WHAT IS EXPECTED » Below is a block of entries, which should be copied verbatim apart from the pictures.

[Records from a dataset]
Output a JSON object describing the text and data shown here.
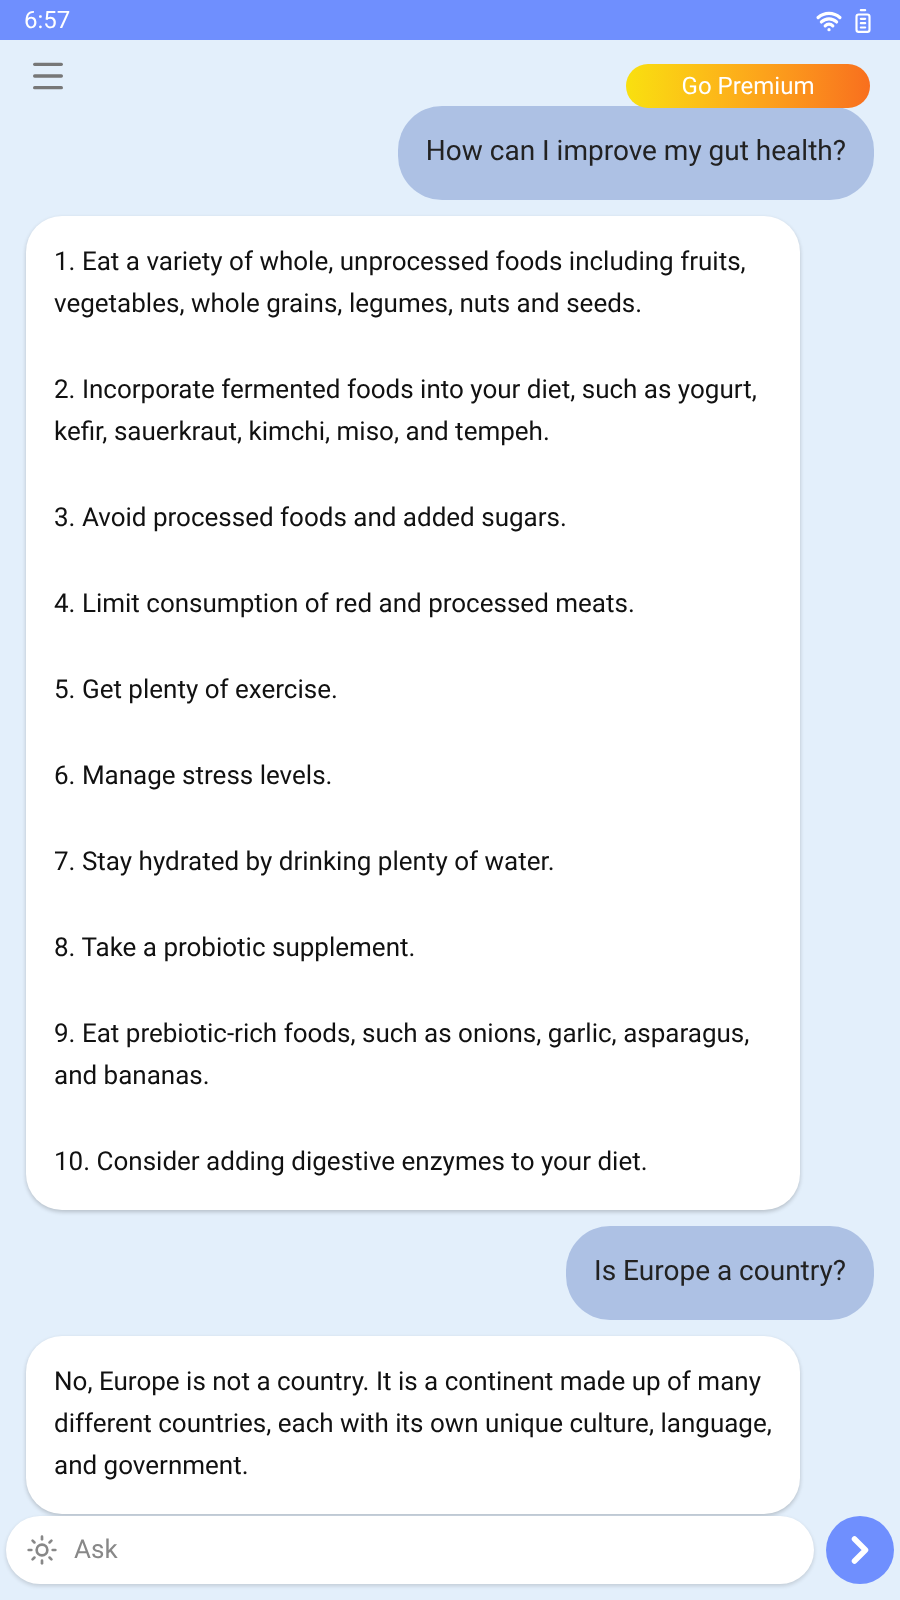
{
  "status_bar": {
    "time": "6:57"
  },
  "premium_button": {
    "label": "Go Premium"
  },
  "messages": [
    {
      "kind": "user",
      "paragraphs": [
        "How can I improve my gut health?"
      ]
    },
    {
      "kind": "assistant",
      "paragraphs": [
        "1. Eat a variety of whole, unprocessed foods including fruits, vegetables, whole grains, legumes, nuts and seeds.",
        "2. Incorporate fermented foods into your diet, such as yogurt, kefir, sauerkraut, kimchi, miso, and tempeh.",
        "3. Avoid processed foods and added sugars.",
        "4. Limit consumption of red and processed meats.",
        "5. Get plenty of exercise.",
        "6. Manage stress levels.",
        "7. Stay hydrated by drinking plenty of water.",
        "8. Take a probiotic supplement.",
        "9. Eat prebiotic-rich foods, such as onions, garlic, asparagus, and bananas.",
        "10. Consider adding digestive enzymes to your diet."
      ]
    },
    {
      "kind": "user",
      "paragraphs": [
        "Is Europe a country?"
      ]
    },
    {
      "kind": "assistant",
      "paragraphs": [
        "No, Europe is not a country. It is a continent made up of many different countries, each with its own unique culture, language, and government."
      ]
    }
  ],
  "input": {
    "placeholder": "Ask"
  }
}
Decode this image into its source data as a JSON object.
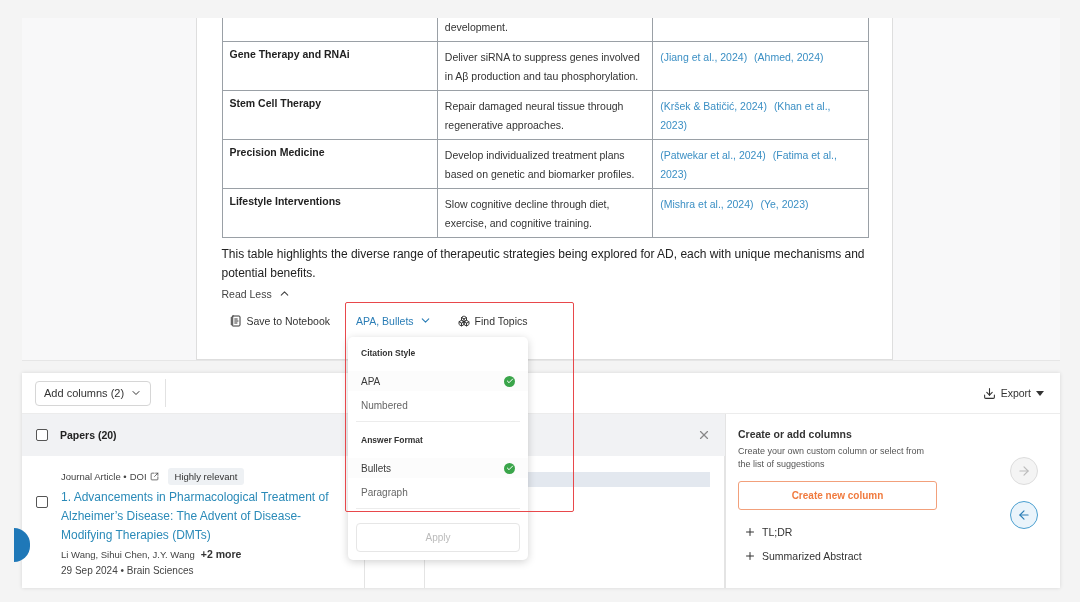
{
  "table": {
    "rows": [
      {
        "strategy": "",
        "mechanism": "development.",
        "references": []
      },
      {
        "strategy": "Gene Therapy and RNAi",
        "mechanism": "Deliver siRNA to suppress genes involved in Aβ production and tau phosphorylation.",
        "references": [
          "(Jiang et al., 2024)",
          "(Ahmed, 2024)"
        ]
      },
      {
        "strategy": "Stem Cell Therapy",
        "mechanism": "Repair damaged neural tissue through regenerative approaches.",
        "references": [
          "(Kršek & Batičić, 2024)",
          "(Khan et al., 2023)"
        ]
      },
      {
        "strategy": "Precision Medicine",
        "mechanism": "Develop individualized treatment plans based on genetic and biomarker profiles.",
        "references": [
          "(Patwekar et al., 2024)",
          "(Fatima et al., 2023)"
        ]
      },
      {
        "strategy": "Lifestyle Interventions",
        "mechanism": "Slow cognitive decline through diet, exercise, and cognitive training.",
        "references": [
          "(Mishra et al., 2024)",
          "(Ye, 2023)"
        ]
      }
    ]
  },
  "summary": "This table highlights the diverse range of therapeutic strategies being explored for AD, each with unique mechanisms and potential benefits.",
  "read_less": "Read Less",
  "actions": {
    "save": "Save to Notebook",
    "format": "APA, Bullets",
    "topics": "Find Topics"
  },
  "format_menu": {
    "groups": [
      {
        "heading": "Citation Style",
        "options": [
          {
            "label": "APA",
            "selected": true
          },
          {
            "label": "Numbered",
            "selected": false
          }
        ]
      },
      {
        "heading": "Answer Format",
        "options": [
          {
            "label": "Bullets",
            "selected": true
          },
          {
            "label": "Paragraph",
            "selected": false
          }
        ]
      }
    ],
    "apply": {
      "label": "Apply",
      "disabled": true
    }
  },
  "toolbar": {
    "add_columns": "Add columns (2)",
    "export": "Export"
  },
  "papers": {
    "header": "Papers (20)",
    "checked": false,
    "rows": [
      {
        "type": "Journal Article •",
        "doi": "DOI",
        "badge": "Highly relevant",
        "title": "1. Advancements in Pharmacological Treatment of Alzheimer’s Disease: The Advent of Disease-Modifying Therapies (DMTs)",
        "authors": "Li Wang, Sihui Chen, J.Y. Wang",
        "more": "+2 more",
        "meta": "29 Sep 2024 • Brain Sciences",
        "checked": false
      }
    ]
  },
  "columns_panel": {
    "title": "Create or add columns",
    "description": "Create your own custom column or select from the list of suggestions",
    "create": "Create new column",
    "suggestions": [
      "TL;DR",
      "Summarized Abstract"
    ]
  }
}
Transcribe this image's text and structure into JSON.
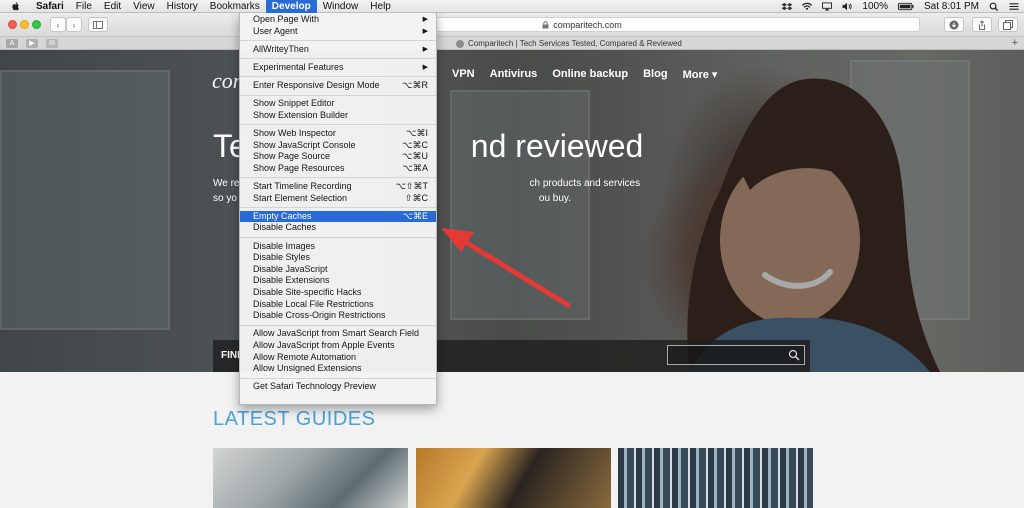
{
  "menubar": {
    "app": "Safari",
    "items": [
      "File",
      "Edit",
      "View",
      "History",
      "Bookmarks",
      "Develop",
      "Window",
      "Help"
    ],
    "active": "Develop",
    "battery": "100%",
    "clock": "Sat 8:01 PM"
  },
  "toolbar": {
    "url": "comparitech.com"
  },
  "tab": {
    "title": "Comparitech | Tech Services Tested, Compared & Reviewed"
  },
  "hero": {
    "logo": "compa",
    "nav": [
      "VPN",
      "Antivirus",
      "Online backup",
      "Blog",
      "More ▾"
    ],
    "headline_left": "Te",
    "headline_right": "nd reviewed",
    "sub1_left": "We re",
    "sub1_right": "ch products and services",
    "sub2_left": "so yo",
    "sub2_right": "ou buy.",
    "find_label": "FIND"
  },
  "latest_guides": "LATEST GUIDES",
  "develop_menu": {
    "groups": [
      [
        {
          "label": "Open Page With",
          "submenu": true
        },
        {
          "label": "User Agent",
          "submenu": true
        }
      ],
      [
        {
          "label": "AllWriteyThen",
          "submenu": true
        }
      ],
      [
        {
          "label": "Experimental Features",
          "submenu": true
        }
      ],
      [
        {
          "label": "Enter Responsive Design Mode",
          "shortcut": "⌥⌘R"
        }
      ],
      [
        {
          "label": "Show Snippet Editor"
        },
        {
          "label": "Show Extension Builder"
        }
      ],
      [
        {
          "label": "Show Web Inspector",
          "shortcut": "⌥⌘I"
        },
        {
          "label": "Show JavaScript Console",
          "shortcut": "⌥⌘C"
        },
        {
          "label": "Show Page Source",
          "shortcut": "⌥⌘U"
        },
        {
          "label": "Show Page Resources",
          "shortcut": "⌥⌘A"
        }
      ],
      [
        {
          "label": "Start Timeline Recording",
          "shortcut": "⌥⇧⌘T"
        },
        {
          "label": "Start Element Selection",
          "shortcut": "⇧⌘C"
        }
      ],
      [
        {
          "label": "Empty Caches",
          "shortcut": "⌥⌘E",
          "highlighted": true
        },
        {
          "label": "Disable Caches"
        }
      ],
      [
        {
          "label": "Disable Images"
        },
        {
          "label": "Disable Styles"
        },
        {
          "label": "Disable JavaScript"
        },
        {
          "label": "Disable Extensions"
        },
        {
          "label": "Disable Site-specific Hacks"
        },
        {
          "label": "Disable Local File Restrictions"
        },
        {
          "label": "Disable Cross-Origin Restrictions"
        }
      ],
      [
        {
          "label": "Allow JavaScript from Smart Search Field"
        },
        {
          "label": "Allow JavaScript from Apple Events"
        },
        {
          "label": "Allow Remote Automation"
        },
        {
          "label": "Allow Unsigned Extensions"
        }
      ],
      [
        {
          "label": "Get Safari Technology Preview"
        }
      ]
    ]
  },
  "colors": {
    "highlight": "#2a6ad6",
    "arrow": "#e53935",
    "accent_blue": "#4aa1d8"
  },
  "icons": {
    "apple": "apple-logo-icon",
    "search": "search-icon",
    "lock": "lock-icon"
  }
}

EXERCISE RESPONSE »
Output a JSON object describing the text and data shown here.
{
  "status_bar": {
    "time": "6:57"
  },
  "premium_button": {
    "label": "Go Premium"
  },
  "messages": [
    {
      "kind": "user",
      "paragraphs": [
        "How can I improve my gut health?"
      ]
    },
    {
      "kind": "assistant",
      "paragraphs": [
        "1. Eat a variety of whole, unprocessed foods including fruits, vegetables, whole grains, legumes, nuts and seeds.",
        "2. Incorporate fermented foods into your diet, such as yogurt, kefir, sauerkraut, kimchi, miso, and tempeh.",
        "3. Avoid processed foods and added sugars.",
        "4. Limit consumption of red and processed meats.",
        "5. Get plenty of exercise.",
        "6. Manage stress levels.",
        "7. Stay hydrated by drinking plenty of water.",
        "8. Take a probiotic supplement.",
        "9. Eat prebiotic-rich foods, such as onions, garlic, asparagus, and bananas.",
        "10. Consider adding digestive enzymes to your diet."
      ]
    },
    {
      "kind": "user",
      "paragraphs": [
        "Is Europe a country?"
      ]
    },
    {
      "kind": "assistant",
      "paragraphs": [
        "No, Europe is not a country. It is a continent made up of many different countries, each with its own unique culture, language, and government."
      ]
    }
  ],
  "input": {
    "placeholder": "Ask"
  }
}
Decode this image into its source data as a JSON object.
{
  "table": {
    "rows": [
      {
        "strategy": "",
        "mechanism": "development.",
        "references": []
      },
      {
        "strategy": "Gene Therapy and RNAi",
        "mechanism": "Deliver siRNA to suppress genes involved in Aβ production and tau phosphorylation.",
        "references": [
          "(Jiang et al., 2024)",
          "(Ahmed, 2024)"
        ]
      },
      {
        "strategy": "Stem Cell Therapy",
        "mechanism": "Repair damaged neural tissue through regenerative approaches.",
        "references": [
          "(Kršek & Batičić, 2024)",
          "(Khan et al., 2023)"
        ]
      },
      {
        "strategy": "Precision Medicine",
        "mechanism": "Develop individualized treatment plans based on genetic and biomarker profiles.",
        "references": [
          "(Patwekar et al., 2024)",
          "(Fatima et al., 2023)"
        ]
      },
      {
        "strategy": "Lifestyle Interventions",
        "mechanism": "Slow cognitive decline through diet, exercise, and cognitive training.",
        "references": [
          "(Mishra et al., 2024)",
          "(Ye, 2023)"
        ]
      }
    ]
  },
  "summary": "This table highlights the diverse range of therapeutic strategies being explored for AD, each with unique mechanisms and potential benefits.",
  "read_less": "Read Less",
  "actions": {
    "save": "Save to Notebook",
    "format": "APA, Bullets",
    "topics": "Find Topics"
  },
  "format_menu": {
    "groups": [
      {
        "heading": "Citation Style",
        "options": [
          {
            "label": "APA",
            "selected": true
          },
          {
            "label": "Numbered",
            "selected": false
          }
        ]
      },
      {
        "heading": "Answer Format",
        "options": [
          {
            "label": "Bullets",
            "selected": true
          },
          {
            "label": "Paragraph",
            "selected": false
          }
        ]
      }
    ],
    "apply": {
      "label": "Apply",
      "disabled": true
    }
  },
  "toolbar": {
    "add_columns": "Add columns (2)",
    "export": "Export"
  },
  "papers": {
    "header": "Papers (20)",
    "checked": false,
    "rows": [
      {
        "type": "Journal Article •",
        "doi": "DOI",
        "badge": "Highly relevant",
        "title": "1. Advancements in Pharmacological Treatment of Alzheimer’s Disease: The Advent of Disease-Modifying Therapies (DMTs)",
        "authors": "Li Wang, Sihui Chen, J.Y. Wang",
        "more": "+2 more",
        "meta": "29 Sep 2024 • Brain Sciences",
        "checked": false
      }
    ]
  },
  "columns_panel": {
    "title": "Create or add columns",
    "description": "Create your own custom column or select from the list of suggestions",
    "create": "Create new column",
    "suggestions": [
      "TL;DR",
      "Summarized Abstract"
    ]
  }
}
Transcribe this image's text and structure into JSON.
{
  "menubar": {
    "app": "Safari",
    "items": [
      "File",
      "Edit",
      "View",
      "History",
      "Bookmarks",
      "Develop",
      "Window",
      "Help"
    ],
    "active": "Develop",
    "battery": "100%",
    "clock": "Sat 8:01 PM"
  },
  "toolbar": {
    "url": "comparitech.com"
  },
  "tab": {
    "title": "Comparitech | Tech Services Tested, Compared & Reviewed"
  },
  "hero": {
    "logo": "compa",
    "nav": [
      "VPN",
      "Antivirus",
      "Online backup",
      "Blog",
      "More ▾"
    ],
    "headline_left": "Te",
    "headline_right": "nd reviewed",
    "sub1_left": "We re",
    "sub1_right": "ch products and services",
    "sub2_left": "so yo",
    "sub2_right": "ou buy.",
    "find_label": "FIND"
  },
  "latest_guides": "LATEST GUIDES",
  "develop_menu": {
    "groups": [
      [
        {
          "label": "Open Page With",
          "submenu": true
        },
        {
          "label": "User Agent",
          "submenu": true
        }
      ],
      [
        {
          "label": "AllWriteyThen",
          "submenu": true
        }
      ],
      [
        {
          "label": "Experimental Features",
          "submenu": true
        }
      ],
      [
        {
          "label": "Enter Responsive Design Mode",
          "shortcut": "⌥⌘R"
        }
      ],
      [
        {
          "label": "Show Snippet Editor"
        },
        {
          "label": "Show Extension Builder"
        }
      ],
      [
        {
          "label": "Show Web Inspector",
          "shortcut": "⌥⌘I"
        },
        {
          "label": "Show JavaScript Console",
          "shortcut": "⌥⌘C"
        },
        {
          "label": "Show Page Source",
          "shortcut": "⌥⌘U"
        },
        {
          "label": "Show Page Resources",
          "shortcut": "⌥⌘A"
        }
      ],
      [
        {
          "label": "Start Timeline Recording",
          "shortcut": "⌥⇧⌘T"
        },
        {
          "label": "Start Element Selection",
          "shortcut": "⇧⌘C"
        }
      ],
      [
        {
          "label": "Empty Caches",
          "shortcut": "⌥⌘E",
          "highlighted": true
        },
        {
          "label": "Disable Caches"
        }
      ],
      [
        {
          "label": "Disable Images"
        },
        {
          "label": "Disable Styles"
        },
        {
          "label": "Disable JavaScript"
        },
        {
          "label": "Disable Extensions"
        },
        {
          "label": "Disable Site-specific Hacks"
        },
        {
          "label": "Disable Local File Restrictions"
        },
        {
          "label": "Disable Cross-Origin Restrictions"
        }
      ],
      [
        {
          "label": "Allow JavaScript from Smart Search Field"
        },
        {
          "label": "Allow JavaScript from Apple Events"
        },
        {
          "label": "Allow Remote Automation"
        },
        {
          "label": "Allow Unsigned Extensions"
        }
      ],
      [
        {
          "label": "Get Safari Technology Preview"
        }
      ]
    ]
  },
  "colors": {
    "highlight": "#2a6ad6",
    "arrow": "#e53935",
    "accent_blue": "#4aa1d8"
  },
  "icons": {
    "apple": "apple-logo-icon",
    "search": "search-icon",
    "lock": "lock-icon"
  }
}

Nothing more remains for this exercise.